(A block of data)
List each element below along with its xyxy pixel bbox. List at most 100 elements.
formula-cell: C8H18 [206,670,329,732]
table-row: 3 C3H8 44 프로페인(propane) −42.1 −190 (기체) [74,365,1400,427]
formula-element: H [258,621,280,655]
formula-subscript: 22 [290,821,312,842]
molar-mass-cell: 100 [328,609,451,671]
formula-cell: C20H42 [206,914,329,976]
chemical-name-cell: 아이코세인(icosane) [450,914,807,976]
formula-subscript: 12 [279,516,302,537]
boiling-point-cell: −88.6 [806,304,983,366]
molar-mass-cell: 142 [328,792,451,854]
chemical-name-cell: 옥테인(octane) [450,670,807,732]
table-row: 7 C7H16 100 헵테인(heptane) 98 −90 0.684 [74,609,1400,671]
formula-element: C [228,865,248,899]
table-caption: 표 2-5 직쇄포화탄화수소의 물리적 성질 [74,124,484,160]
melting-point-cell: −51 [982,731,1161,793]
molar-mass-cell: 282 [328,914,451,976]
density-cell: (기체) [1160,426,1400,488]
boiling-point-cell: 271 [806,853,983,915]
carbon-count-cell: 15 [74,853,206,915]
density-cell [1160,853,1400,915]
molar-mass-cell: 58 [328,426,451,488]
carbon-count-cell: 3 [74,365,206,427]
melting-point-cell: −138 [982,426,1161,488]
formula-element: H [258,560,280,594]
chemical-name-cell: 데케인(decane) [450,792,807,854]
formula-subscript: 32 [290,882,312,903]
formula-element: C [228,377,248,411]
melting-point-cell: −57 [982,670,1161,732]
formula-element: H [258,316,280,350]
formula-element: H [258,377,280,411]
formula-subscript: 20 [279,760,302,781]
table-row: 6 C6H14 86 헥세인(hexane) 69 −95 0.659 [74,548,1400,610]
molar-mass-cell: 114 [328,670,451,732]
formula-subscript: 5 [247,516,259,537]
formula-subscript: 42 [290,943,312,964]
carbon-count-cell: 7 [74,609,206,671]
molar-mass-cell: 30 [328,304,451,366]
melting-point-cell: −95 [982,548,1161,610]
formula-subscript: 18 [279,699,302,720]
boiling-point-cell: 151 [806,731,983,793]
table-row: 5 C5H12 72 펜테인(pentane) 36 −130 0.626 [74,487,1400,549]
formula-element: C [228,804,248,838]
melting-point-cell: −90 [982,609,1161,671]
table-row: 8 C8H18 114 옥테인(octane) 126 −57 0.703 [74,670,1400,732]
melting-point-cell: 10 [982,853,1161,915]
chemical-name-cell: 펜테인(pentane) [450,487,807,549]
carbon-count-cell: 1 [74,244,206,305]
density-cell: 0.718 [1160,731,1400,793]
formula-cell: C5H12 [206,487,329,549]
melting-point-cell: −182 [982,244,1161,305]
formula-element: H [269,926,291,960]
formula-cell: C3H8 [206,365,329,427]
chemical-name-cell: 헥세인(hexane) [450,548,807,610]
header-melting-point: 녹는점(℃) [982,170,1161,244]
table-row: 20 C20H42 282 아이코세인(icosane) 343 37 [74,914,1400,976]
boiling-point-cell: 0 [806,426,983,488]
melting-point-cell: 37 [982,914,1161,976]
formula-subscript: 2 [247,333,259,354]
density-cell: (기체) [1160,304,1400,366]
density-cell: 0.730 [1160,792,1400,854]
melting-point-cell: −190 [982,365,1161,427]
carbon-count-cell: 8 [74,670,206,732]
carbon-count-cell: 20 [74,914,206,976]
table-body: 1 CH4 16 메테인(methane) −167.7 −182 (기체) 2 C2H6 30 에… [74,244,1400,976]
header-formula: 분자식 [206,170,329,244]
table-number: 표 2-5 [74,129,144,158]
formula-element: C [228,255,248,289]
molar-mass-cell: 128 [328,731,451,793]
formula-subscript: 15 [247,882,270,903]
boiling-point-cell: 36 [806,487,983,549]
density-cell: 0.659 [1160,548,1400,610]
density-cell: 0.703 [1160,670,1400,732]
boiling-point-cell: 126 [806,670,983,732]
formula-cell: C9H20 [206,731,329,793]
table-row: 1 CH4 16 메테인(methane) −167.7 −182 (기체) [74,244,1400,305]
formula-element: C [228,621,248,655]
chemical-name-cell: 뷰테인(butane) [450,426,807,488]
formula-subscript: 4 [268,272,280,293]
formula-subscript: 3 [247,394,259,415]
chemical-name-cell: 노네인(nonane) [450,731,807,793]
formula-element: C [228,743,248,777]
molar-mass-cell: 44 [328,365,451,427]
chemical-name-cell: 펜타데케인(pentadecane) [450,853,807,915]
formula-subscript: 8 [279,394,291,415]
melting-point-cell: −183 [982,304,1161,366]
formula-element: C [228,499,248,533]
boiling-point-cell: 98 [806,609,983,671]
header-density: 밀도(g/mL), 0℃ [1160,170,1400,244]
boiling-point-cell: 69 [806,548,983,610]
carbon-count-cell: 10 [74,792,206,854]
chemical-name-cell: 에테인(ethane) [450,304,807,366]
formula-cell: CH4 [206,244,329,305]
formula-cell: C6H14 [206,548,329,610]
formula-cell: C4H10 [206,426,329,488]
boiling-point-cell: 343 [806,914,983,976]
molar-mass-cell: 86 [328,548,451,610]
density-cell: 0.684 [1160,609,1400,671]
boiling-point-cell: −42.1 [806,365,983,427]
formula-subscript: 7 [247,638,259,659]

Task goal »
In the items from the first line through the line containing "carbon-count-cell: 15 [74,853,206,915]", can you change every "molar-mass-cell" to "molecular-weight-cell" and write out that part again with nothing else altered?

Solution to the problem »
List each element below along with its xyxy pixel bbox. List at most 100 elements.
formula-cell: C8H18 [206,670,329,732]
table-row: 3 C3H8 44 프로페인(propane) −42.1 −190 (기체) [74,365,1400,427]
formula-element: H [258,621,280,655]
formula-subscript: 22 [290,821,312,842]
molecular-weight-cell: 100 [328,609,451,671]
formula-cell: C20H42 [206,914,329,976]
chemical-name-cell: 아이코세인(icosane) [450,914,807,976]
formula-subscript: 12 [279,516,302,537]
boiling-point-cell: −88.6 [806,304,983,366]
molecular-weight-cell: 142 [328,792,451,854]
chemical-name-cell: 옥테인(octane) [450,670,807,732]
table-row: 7 C7H16 100 헵테인(heptane) 98 −90 0.684 [74,609,1400,671]
formula-element: C [228,865,248,899]
table-caption: 표 2-5 직쇄포화탄화수소의 물리적 성질 [74,124,484,160]
melting-point-cell: −51 [982,731,1161,793]
molecular-weight-cell: 282 [328,914,451,976]
density-cell: (기체) [1160,426,1400,488]
boiling-point-cell: 271 [806,853,983,915]
carbon-count-cell: 15 [74,853,206,915]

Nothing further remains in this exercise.